## Task prompt:
Write out the material again exactly, please, and omit the pictures.

## Supplied records:
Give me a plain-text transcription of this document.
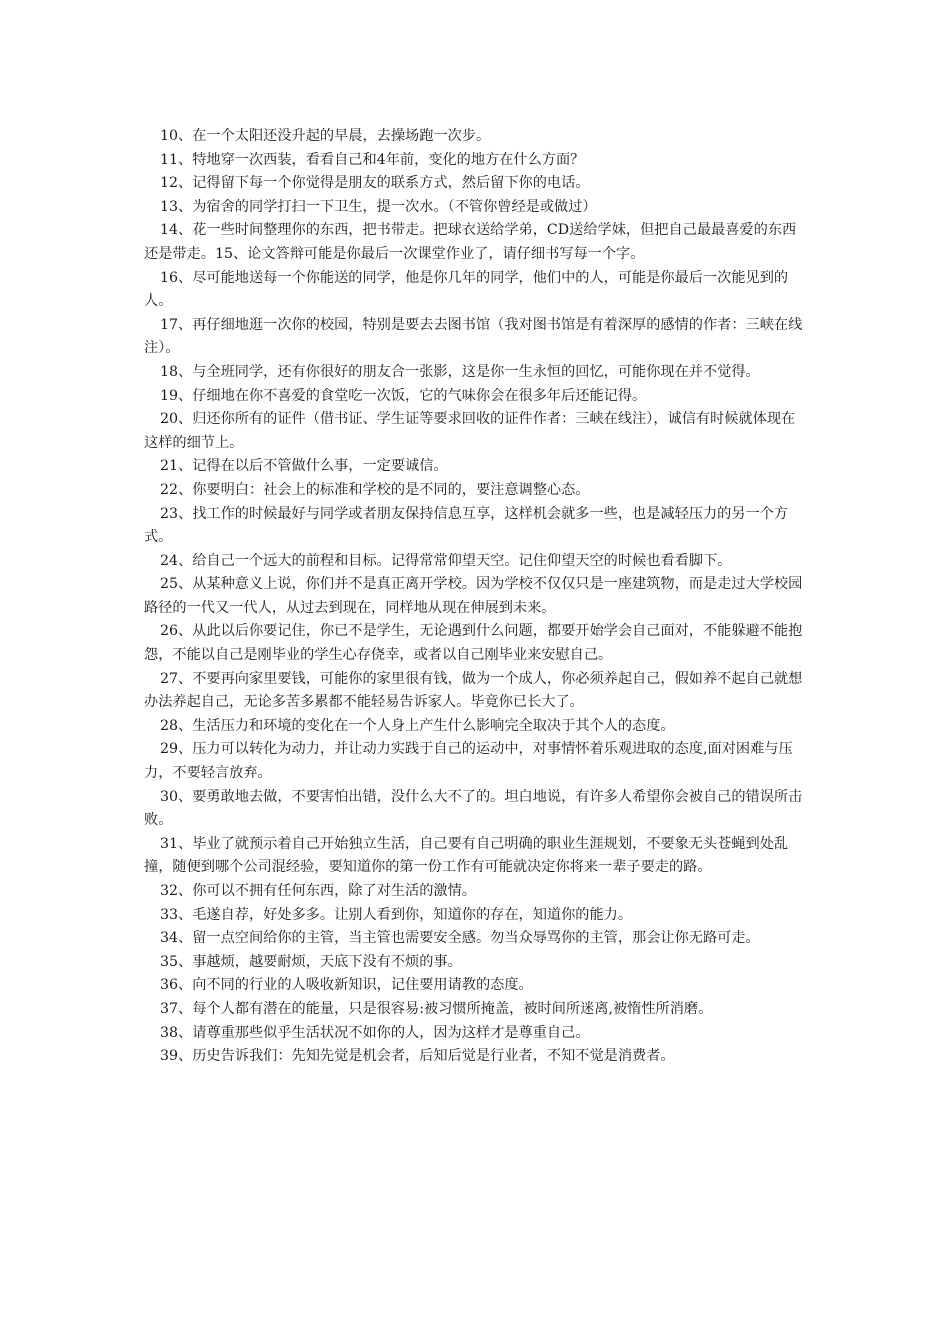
10、在一个太阳还没升起的早晨，去操场跑一次步。

11、特地穿一次西装，看看自己和4年前，变化的地方在什么方面？

12、记得留下每一个你觉得是朋友的联系方式，然后留下你的电话。

13、为宿舍的同学打扫一下卫生，提一次水。（不管你曾经是或做过）

14、花一些时间整理你的东西，把书带走。把球衣送给学弟，CD送给学妹，但把自己最最喜爱的东西还是带走。15、论文答辩可能是你最后一次课堂作业了，请仔细书写每一个字。

16、尽可能地送每一个你能送的同学，他是你几年的同学，他们中的人，可能是你最后一次能见到的人。

17、再仔细地逛一次你的校园，特别是要去去图书馆（我对图书馆是有着深厚的感情的作者：三峡在线注）。

18、与全班同学，还有你很好的朋友合一张影，这是你一生永恒的回忆，可能你现在并不觉得。

19、仔细地在你不喜爱的食堂吃一次饭，它的气味你会在很多年后还能记得。

20、归还你所有的证件（借书证、学生证等要求回收的证件作者：三峡在线注），诚信有时候就体现在这样的细节上。

21、记得在以后不管做什么事，一定要诚信。

22、你要明白：社会上的标准和学校的是不同的，要注意调整心态。

23、找工作的时候最好与同学或者朋友保持信息互享，这样机会就多一些，也是减轻压力的另一个方式。

24、给自己一个远大的前程和目标。记得常常仰望天空。记住仰望天空的时候也看看脚下。

25、从某种意义上说，你们并不是真正离开学校。因为学校不仅仅只是一座建筑物，而是走过大学校园路径的一代又一代人，从过去到现在，同样地从现在伸展到未来。

26、从此以后你要记住，你已不是学生，无论遇到什么问题，都要开始学会自己面对，不能躲避不能抱怨，不能以自己是刚毕业的学生心存侥幸，或者以自己刚毕业来安慰自己。

27、不要再向家里要钱，可能你的家里很有钱，做为一个成人，你必须养起自己，假如养不起自己就想办法养起自己，无论多苦多累都不能轻易告诉家人。毕竟你已长大了。

28、生活压力和环境的变化在一个人身上产生什么影响完全取决于其个人的态度。

29、压力可以转化为动力，并让动力实践于自己的运动中，对事情怀着乐观进取的态度,面对困难与压力，不要轻言放弃。

30、要勇敢地去做，不要害怕出错，没什么大不了的。坦白地说，有许多人希望你会被自己的错误所击败。

31、毕业了就预示着自己开始独立生活，自己要有自己明确的职业生涯规划，不要象无头苍蝇到处乱撞，随便到哪个公司混经验，要知道你的第一份工作有可能就决定你将来一辈子要走的路。

32、你可以不拥有任何东西，除了对生活的激情。

33、毛遂自荐，好处多多。让别人看到你，知道你的存在，知道你的能力。

34、留一点空间给你的主管，当主管也需要安全感。勿当众辱骂你的主管，那会让你无路可走。

35、事越烦，越要耐烦，天底下没有不烦的事。

36、向不同的行业的人吸收新知识，记住要用请教的态度。

37、每个人都有潜在的能量，只是很容易:被习惯所掩盖，被时间所迷离,被惰性所消磨。

38、请尊重那些似乎生活状况不如你的人，因为这样才是尊重自己。

39、历史告诉我们：先知先觉是机会者，后知后觉是行业者，不知不觉是消费者。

## Full solution:
Give me a plain-text transcription of this document.
10、在一个太阳还没升起的早晨，去操场跑一次步。

11、特地穿一次西装，看看自己和4年前，变化的地方在什么方面？

12、记得留下每一个你觉得是朋友的联系方式，然后留下你的电话。

13、为宿舍的同学打扫一下卫生，提一次水。（不管你曾经是或做过）

14、花一些时间整理你的东西，把书带走。把球衣送给学弟，CD送给学妹，但把自己最最喜爱的东西还是带走。15、论文答辩可能是你最后一次课堂作业了，请仔细书写每一个字。

16、尽可能地送每一个你能送的同学，他是你几年的同学，他们中的人，可能是你最后一次能见到的人。

17、再仔细地逛一次你的校园，特别是要去去图书馆（我对图书馆是有着深厚的感情的作者：三峡在线注）。

18、与全班同学，还有你很好的朋友合一张影，这是你一生永恒的回忆，可能你现在并不觉得。

19、仔细地在你不喜爱的食堂吃一次饭，它的气味你会在很多年后还能记得。

20、归还你所有的证件（借书证、学生证等要求回收的证件作者：三峡在线注），诚信有时候就体现在这样的细节上。

21、记得在以后不管做什么事，一定要诚信。

22、你要明白：社会上的标准和学校的是不同的，要注意调整心态。

23、找工作的时候最好与同学或者朋友保持信息互享，这样机会就多一些，也是减轻压力的另一个方式。

24、给自己一个远大的前程和目标。记得常常仰望天空。记住仰望天空的时候也看看脚下。

25、从某种意义上说，你们并不是真正离开学校。因为学校不仅仅只是一座建筑物，而是走过大学校园路径的一代又一代人，从过去到现在，同样地从现在伸展到未来。

26、从此以后你要记住，你已不是学生，无论遇到什么问题，都要开始学会自己面对，不能躲避不能抱怨，不能以自己是刚毕业的学生心存侥幸，或者以自己刚毕业来安慰自己。

27、不要再向家里要钱，可能你的家里很有钱，做为一个成人，你必须养起自己，假如养不起自己就想办法养起自己，无论多苦多累都不能轻易告诉家人。毕竟你已长大了。

28、生活压力和环境的变化在一个人身上产生什么影响完全取决于其个人的态度。

29、压力可以转化为动力，并让动力实践于自己的运动中，对事情怀着乐观进取的态度,面对困难与压力，不要轻言放弃。

30、要勇敢地去做，不要害怕出错，没什么大不了的。坦白地说，有许多人希望你会被自己的错误所击败。

31、毕业了就预示着自己开始独立生活，自己要有自己明确的职业生涯规划，不要象无头苍蝇到处乱撞，随便到哪个公司混经验，要知道你的第一份工作有可能就决定你将来一辈子要走的路。

32、你可以不拥有任何东西，除了对生活的激情。

33、毛遂自荐，好处多多。让别人看到你，知道你的存在，知道你的能力。

34、留一点空间给你的主管，当主管也需要安全感。勿当众辱骂你的主管，那会让你无路可走。

35、事越烦，越要耐烦，天底下没有不烦的事。

36、向不同的行业的人吸收新知识，记住要用请教的态度。

37、每个人都有潜在的能量，只是很容易:被习惯所掩盖，被时间所迷离,被惰性所消磨。

38、请尊重那些似乎生活状况不如你的人，因为这样才是尊重自己。

39、历史告诉我们：先知先觉是机会者，后知后觉是行业者，不知不觉是消费者。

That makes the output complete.